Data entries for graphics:
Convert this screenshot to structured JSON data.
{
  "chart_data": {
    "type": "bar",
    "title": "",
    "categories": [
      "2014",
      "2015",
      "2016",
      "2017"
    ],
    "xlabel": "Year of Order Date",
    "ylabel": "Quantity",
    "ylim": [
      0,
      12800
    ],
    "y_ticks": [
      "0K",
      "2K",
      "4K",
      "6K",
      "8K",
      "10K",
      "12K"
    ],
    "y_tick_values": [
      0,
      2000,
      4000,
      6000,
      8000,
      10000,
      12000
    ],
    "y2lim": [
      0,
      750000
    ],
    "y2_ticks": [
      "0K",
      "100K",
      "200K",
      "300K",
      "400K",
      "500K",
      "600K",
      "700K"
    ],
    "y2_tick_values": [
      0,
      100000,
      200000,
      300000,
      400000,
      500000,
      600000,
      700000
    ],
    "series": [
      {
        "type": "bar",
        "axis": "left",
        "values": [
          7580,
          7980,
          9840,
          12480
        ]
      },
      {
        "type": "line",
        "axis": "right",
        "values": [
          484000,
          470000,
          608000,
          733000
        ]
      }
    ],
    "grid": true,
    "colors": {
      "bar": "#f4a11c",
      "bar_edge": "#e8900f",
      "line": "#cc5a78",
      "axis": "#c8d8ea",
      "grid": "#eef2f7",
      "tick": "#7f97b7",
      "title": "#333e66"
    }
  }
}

Task statement:
The full set of records should be duplicated exactly.

Solution to this task:
Convert this screenshot to structured JSON data.
{
  "chart_data": {
    "type": "bar",
    "title": "",
    "categories": [
      "2014",
      "2015",
      "2016",
      "2017"
    ],
    "xlabel": "Year of Order Date",
    "ylabel": "Quantity",
    "ylim": [
      0,
      12800
    ],
    "y_ticks": [
      "0K",
      "2K",
      "4K",
      "6K",
      "8K",
      "10K",
      "12K"
    ],
    "y_tick_values": [
      0,
      2000,
      4000,
      6000,
      8000,
      10000,
      12000
    ],
    "y2lim": [
      0,
      750000
    ],
    "y2_ticks": [
      "0K",
      "100K",
      "200K",
      "300K",
      "400K",
      "500K",
      "600K",
      "700K"
    ],
    "y2_tick_values": [
      0,
      100000,
      200000,
      300000,
      400000,
      500000,
      600000,
      700000
    ],
    "series": [
      {
        "type": "bar",
        "axis": "left",
        "values": [
          7580,
          7980,
          9840,
          12480
        ]
      },
      {
        "type": "line",
        "axis": "right",
        "values": [
          484000,
          470000,
          608000,
          733000
        ]
      }
    ],
    "grid": true,
    "colors": {
      "bar": "#f4a11c",
      "bar_edge": "#e8900f",
      "line": "#cc5a78",
      "axis": "#c8d8ea",
      "grid": "#eef2f7",
      "tick": "#7f97b7",
      "title": "#333e66"
    }
  }
}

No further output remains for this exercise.